- _Task material_:

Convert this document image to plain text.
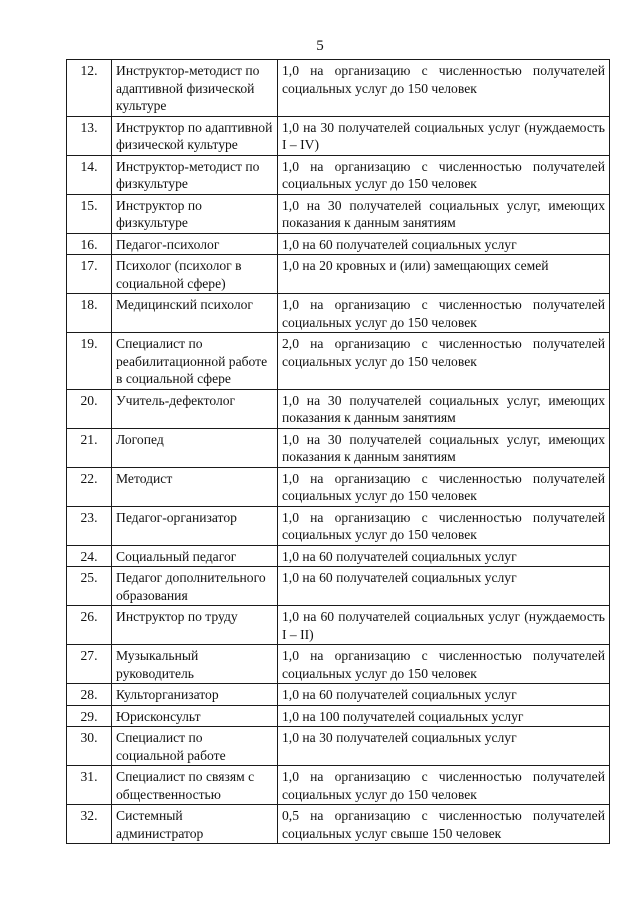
5
12.	Инструктор-методист по адаптивной физической культуре	1,0 на организацию с численностью получателей социальных услуг до 150 человек
13.	Инструктор по адаптивной физической культуре	1,0 на 30 получателей социальных услуг (нуждаемость I – IV)
14.	Инструктор-методист по физкультуре	1,0 на организацию с численностью получателей социальных услуг до 150 человек
15.	Инструктор по физкультуре	1,0 на 30 получателей социальных услуг, имеющих показания к данным занятиям
16.	Педагог-психолог	1,0 на 60 получателей социальных услуг
17.	Психолог (психолог в социальной сфере)	1,0 на 20 кровных и (или) замещающих семей
18.	Медицинский психолог	1,0 на организацию с численностью получателей социальных услуг до 150 человек
19.	Специалист по реабилитационной работе в социальной сфере	2,0 на организацию с численностью получателей социальных услуг до 150 человек
20.	Учитель-дефектолог	1,0 на 30 получателей социальных услуг, имеющих показания к данным занятиям
21.	Логопед	1,0 на 30 получателей социальных услуг, имеющих показания к данным занятиям
22.	Методист	1,0 на организацию с численностью получателей социальных услуг до 150 человек
23.	Педагог-организатор	1,0 на организацию с численностью получателей социальных услуг до 150 человек
24.	Социальный педагог	1,0 на 60 получателей социальных услуг
25.	Педагог дополнительного образования	1,0 на 60 получателей социальных услуг
26.	Инструктор по труду	1,0 на 60 получателей социальных услуг (нуждаемость I – II)
27.	Музыкальный руководитель	1,0 на организацию с численностью получателей социальных услуг до 150 человек
28.	Культорганизатор	1,0 на 60 получателей социальных услуг
29.	Юрисконсульт	1,0 на 100 получателей социальных услуг
30.	Специалист по социальной работе	1,0 на 30 получателей социальных услуг
31.	Специалист по связям с общественностью	1,0 на организацию с численностью получателей социальных услуг до 150 человек
32.	Системный администратор	0,5 на организацию с численностью получателей социальных услуг свыше 150 человек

- _Your goal_: Among the entries, how many lines include the word "нуждаемость"? Answer with a single number and nothing further.

- _Exercise response_: 2